Set task →
Copy all lines in which the word "name" can be found.

Items from a figure collection
-=-=-

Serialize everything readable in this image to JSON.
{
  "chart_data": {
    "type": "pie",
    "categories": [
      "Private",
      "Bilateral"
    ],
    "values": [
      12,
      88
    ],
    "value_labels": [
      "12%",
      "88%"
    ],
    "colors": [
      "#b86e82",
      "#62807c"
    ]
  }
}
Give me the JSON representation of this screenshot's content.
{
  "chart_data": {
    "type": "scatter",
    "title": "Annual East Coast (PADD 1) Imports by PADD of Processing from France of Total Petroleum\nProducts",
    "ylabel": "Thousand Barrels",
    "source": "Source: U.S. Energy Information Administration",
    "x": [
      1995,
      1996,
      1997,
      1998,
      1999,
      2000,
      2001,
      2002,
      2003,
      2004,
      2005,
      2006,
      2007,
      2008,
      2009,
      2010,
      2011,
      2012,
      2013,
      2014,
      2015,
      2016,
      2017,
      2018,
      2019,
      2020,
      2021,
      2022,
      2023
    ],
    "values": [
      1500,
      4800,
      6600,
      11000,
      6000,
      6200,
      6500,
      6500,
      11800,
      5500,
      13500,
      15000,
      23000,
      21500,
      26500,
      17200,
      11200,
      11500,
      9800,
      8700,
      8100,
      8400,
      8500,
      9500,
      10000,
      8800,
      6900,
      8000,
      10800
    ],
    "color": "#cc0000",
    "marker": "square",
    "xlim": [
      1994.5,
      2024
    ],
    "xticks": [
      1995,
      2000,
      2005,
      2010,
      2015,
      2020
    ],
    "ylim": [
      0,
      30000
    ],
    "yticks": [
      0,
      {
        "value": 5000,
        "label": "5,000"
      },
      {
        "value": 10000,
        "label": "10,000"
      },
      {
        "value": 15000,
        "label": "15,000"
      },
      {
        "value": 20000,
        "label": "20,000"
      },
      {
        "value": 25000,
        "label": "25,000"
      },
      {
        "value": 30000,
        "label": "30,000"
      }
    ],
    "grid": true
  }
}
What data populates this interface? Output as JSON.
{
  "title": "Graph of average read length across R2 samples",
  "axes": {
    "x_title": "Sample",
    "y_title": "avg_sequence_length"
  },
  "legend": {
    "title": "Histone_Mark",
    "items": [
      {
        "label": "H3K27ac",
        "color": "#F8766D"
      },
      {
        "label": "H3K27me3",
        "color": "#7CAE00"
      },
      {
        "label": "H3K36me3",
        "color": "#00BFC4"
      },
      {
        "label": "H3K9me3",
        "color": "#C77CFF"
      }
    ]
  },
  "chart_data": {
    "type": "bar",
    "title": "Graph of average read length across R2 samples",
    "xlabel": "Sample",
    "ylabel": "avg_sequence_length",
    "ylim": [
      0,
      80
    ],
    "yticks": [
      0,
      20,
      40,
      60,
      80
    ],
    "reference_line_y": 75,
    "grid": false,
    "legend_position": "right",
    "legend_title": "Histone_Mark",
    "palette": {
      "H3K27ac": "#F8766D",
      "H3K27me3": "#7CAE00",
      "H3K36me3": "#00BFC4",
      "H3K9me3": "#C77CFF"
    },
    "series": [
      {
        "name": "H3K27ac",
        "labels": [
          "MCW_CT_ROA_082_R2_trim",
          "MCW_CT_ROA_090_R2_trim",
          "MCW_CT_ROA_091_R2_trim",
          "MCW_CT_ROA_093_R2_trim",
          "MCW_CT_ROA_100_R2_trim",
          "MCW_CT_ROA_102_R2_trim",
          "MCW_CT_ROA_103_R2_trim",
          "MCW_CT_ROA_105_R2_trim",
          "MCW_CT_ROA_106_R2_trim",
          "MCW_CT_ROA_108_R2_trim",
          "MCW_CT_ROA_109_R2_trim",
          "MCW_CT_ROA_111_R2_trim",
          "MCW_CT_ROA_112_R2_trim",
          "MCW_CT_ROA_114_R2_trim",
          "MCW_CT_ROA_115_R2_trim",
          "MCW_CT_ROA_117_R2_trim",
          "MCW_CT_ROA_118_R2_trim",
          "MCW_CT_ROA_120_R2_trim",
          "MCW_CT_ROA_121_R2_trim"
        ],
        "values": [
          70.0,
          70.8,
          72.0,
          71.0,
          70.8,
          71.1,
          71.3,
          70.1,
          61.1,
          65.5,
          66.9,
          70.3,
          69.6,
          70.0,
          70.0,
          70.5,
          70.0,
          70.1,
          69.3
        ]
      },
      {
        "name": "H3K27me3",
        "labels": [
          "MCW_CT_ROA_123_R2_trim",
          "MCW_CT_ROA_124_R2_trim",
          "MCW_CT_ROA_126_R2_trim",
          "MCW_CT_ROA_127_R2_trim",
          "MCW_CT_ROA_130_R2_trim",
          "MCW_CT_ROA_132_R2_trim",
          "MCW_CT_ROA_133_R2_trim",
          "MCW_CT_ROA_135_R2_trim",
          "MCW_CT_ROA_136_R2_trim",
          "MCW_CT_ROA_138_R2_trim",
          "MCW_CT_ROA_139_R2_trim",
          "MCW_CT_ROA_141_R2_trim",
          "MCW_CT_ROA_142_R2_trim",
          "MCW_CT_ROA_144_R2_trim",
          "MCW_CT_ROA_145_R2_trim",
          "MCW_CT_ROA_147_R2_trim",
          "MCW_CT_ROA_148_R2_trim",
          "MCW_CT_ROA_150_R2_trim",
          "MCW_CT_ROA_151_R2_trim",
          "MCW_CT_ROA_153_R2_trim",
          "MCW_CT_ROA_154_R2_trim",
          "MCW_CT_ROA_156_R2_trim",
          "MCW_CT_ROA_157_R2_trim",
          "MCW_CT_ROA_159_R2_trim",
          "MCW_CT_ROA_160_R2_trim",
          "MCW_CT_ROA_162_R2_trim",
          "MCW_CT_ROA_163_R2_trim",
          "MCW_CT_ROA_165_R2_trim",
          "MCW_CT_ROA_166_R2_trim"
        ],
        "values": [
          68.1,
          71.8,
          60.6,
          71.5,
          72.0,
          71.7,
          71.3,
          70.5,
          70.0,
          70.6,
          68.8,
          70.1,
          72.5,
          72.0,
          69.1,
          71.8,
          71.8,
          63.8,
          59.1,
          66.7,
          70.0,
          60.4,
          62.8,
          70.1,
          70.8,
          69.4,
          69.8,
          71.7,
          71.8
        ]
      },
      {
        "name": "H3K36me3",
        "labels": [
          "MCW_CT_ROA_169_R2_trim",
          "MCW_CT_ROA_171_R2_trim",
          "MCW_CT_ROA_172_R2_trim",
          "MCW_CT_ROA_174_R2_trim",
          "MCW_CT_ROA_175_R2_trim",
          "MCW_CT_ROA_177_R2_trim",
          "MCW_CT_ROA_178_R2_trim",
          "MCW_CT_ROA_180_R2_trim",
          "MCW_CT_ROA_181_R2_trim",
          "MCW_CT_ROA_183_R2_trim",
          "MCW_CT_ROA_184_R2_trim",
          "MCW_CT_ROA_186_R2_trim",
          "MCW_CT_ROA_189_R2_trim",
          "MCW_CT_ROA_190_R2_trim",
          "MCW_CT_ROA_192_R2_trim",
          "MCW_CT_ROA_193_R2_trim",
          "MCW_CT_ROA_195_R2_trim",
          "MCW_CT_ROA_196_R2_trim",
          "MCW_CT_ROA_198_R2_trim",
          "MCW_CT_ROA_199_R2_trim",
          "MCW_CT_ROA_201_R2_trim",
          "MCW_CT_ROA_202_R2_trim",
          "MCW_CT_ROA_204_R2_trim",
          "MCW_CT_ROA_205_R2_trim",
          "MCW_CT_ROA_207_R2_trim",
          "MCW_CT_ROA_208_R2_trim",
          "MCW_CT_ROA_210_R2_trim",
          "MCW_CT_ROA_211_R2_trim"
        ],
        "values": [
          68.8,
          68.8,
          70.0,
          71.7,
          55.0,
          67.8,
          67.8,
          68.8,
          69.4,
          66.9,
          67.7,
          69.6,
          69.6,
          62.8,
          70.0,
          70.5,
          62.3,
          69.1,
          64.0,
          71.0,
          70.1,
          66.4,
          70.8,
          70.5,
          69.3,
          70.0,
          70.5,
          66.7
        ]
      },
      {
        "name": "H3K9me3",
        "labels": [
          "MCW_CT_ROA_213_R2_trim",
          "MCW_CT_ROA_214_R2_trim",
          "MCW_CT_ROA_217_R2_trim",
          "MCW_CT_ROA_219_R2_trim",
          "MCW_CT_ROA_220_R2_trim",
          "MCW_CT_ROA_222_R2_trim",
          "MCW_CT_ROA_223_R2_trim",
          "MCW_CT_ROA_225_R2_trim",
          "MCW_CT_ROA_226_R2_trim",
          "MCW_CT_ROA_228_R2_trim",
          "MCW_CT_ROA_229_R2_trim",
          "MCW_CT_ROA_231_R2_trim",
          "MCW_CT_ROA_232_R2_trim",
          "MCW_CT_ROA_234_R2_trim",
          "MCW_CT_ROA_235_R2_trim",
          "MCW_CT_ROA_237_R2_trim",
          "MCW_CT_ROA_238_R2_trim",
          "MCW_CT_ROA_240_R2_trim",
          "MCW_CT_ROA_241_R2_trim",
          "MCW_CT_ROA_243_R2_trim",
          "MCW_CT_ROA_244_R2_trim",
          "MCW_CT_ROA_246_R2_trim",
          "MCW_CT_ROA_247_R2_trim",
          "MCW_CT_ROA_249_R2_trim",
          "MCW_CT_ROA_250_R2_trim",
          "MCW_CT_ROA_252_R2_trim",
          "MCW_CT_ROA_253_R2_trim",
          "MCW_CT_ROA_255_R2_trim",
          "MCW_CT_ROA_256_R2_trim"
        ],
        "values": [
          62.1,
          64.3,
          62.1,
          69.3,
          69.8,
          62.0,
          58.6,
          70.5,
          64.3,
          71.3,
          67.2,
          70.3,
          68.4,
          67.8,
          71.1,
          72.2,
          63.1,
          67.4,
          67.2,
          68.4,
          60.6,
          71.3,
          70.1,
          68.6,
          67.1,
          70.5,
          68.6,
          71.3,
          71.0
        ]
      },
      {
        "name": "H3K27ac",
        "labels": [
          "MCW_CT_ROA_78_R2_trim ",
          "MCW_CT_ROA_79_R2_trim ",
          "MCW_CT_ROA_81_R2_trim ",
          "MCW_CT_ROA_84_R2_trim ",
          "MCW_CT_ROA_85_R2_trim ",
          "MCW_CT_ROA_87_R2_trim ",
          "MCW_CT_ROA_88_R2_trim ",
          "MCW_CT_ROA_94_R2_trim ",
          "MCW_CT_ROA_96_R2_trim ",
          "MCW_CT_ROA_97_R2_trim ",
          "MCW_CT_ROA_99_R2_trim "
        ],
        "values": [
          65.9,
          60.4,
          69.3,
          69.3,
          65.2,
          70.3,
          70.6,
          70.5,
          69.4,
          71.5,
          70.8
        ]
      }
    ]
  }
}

-=-=-

The solution →
        "name": "H3K27ac",
        "name": "H3K27me3",
        "name": "H3K36me3",
        "name": "H3K9me3",
        "name": "H3K27ac",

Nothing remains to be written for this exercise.